» **Problem requirements**
Retype the material in full, keeping every word the same.

Records from a dataset
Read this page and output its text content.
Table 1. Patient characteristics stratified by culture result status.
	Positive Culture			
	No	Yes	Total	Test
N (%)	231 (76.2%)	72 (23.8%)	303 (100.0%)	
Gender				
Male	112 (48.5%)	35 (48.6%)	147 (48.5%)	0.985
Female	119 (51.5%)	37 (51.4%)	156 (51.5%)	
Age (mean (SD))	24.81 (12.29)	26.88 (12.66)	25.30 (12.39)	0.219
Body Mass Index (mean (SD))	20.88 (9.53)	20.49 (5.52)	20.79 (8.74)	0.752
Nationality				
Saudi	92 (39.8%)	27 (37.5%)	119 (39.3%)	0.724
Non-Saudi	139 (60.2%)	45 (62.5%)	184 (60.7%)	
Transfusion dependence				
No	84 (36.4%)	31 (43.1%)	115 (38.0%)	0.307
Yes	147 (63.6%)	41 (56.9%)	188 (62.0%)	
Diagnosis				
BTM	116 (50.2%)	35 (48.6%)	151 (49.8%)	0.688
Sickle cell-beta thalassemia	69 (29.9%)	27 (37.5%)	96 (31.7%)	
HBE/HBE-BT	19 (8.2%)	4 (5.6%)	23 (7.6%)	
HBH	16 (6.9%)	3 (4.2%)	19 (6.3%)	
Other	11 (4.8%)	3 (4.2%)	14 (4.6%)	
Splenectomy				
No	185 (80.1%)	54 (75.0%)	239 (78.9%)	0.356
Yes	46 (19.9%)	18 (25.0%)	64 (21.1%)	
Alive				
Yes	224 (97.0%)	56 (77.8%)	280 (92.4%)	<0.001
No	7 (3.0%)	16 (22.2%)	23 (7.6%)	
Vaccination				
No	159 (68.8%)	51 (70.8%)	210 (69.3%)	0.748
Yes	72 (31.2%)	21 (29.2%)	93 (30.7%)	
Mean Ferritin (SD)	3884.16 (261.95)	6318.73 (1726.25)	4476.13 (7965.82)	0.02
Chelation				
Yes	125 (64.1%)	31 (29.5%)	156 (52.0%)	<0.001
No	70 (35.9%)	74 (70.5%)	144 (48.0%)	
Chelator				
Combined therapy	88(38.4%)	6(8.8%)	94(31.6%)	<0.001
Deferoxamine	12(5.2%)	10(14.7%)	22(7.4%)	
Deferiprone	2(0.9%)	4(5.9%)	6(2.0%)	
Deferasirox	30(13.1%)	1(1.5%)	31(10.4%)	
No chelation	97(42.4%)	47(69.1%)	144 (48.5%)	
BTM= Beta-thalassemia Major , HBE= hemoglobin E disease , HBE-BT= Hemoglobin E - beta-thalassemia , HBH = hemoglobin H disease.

» **The answer**
Read this page and output its text content.
Table 1. Patient characteristics stratified by culture result status.
	Positive Culture			
	No	Yes	Total	Test
N (%)	231 (76.2%)	72 (23.8%)	303 (100.0%)	
Gender				
Male	112 (48.5%)	35 (48.6%)	147 (48.5%)	0.985
Female	119 (51.5%)	37 (51.4%)	156 (51.5%)	
Age (mean (SD))	24.81 (12.29)	26.88 (12.66)	25.30 (12.39)	0.219
Body Mass Index (mean (SD))	20.88 (9.53)	20.49 (5.52)	20.79 (8.74)	0.752
Nationality				
Saudi	92 (39.8%)	27 (37.5%)	119 (39.3%)	0.724
Non-Saudi	139 (60.2%)	45 (62.5%)	184 (60.7%)	
Transfusion dependence				
No	84 (36.4%)	31 (43.1%)	115 (38.0%)	0.307
Yes	147 (63.6%)	41 (56.9%)	188 (62.0%)	
Diagnosis				
BTM	116 (50.2%)	35 (48.6%)	151 (49.8%)	0.688
Sickle cell-beta thalassemia	69 (29.9%)	27 (37.5%)	96 (31.7%)	
HBE/HBE-BT	19 (8.2%)	4 (5.6%)	23 (7.6%)	
HBH	16 (6.9%)	3 (4.2%)	19 (6.3%)	
Other	11 (4.8%)	3 (4.2%)	14 (4.6%)	
Splenectomy				
No	185 (80.1%)	54 (75.0%)	239 (78.9%)	0.356
Yes	46 (19.9%)	18 (25.0%)	64 (21.1%)	
Alive				
Yes	224 (97.0%)	56 (77.8%)	280 (92.4%)	<0.001
No	7 (3.0%)	16 (22.2%)	23 (7.6%)	
Vaccination				
No	159 (68.8%)	51 (70.8%)	210 (69.3%)	0.748
Yes	72 (31.2%)	21 (29.2%)	93 (30.7%)	
Mean Ferritin (SD)	3884.16 (261.95)	6318.73 (1726.25)	4476.13 (7965.82)	0.02
Chelation				
Yes	125 (64.1%)	31 (29.5%)	156 (52.0%)	<0.001
No	70 (35.9%)	74 (70.5%)	144 (48.0%)	
Chelator				
Combined therapy	88(38.4%)	6(8.8%)	94(31.6%)	<0.001
Deferoxamine	12(5.2%)	10(14.7%)	22(7.4%)	
Deferiprone	2(0.9%)	4(5.9%)	6(2.0%)	
Deferasirox	30(13.1%)	1(1.5%)	31(10.4%)	
No chelation	97(42.4%)	47(69.1%)	144 (48.5%)	
BTM= Beta-thalassemia Major , HBE= hemoglobin E disease , HBE-BT= Hemoglobin E - beta-thalassemia , HBH = hemoglobin H disease.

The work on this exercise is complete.